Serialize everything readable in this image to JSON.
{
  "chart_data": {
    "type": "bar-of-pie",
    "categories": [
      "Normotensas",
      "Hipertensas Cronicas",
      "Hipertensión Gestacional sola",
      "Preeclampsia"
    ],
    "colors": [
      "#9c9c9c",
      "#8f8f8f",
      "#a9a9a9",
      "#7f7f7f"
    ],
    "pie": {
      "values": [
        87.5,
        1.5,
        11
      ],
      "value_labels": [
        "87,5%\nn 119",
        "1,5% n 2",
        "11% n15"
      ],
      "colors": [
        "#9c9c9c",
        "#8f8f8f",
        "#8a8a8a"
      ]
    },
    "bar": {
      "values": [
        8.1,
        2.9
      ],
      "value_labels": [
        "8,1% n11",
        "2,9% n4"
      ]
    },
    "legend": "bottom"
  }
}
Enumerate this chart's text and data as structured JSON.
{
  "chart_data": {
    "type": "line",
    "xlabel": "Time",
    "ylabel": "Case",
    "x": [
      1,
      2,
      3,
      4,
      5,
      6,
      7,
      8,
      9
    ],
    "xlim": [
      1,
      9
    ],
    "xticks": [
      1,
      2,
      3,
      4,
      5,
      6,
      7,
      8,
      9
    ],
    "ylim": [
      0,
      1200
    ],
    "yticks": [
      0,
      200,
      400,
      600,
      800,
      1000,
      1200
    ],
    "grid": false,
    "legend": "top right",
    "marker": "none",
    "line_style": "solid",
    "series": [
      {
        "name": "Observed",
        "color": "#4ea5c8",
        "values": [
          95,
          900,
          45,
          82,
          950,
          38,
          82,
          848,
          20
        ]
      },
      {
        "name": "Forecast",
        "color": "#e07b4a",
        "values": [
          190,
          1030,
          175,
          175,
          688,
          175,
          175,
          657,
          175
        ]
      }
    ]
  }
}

◆ Task requirements
Restate every record exactly, leaving nothing out.

◆ Result
Serialize everything readable in this image to JSON.
{
  "chart_data": {
    "type": "bar-of-pie",
    "categories": [
      "Normotensas",
      "Hipertensas Cronicas",
      "Hipertensión Gestacional sola",
      "Preeclampsia"
    ],
    "colors": [
      "#9c9c9c",
      "#8f8f8f",
      "#a9a9a9",
      "#7f7f7f"
    ],
    "pie": {
      "values": [
        87.5,
        1.5,
        11
      ],
      "value_labels": [
        "87,5%\nn 119",
        "1,5% n 2",
        "11% n15"
      ],
      "colors": [
        "#9c9c9c",
        "#8f8f8f",
        "#8a8a8a"
      ]
    },
    "bar": {
      "values": [
        8.1,
        2.9
      ],
      "value_labels": [
        "8,1% n11",
        "2,9% n4"
      ]
    },
    "legend": "bottom"
  }
}
Enumerate this chart's text and data as structured JSON.
{
  "chart_data": {
    "type": "line",
    "xlabel": "Time",
    "ylabel": "Case",
    "x": [
      1,
      2,
      3,
      4,
      5,
      6,
      7,
      8,
      9
    ],
    "xlim": [
      1,
      9
    ],
    "xticks": [
      1,
      2,
      3,
      4,
      5,
      6,
      7,
      8,
      9
    ],
    "ylim": [
      0,
      1200
    ],
    "yticks": [
      0,
      200,
      400,
      600,
      800,
      1000,
      1200
    ],
    "grid": false,
    "legend": "top right",
    "marker": "none",
    "line_style": "solid",
    "series": [
      {
        "name": "Observed",
        "color": "#4ea5c8",
        "values": [
          95,
          900,
          45,
          82,
          950,
          38,
          82,
          848,
          20
        ]
      },
      {
        "name": "Forecast",
        "color": "#e07b4a",
        "values": [
          190,
          1030,
          175,
          175,
          688,
          175,
          175,
          657,
          175
        ]
      }
    ]
  }
}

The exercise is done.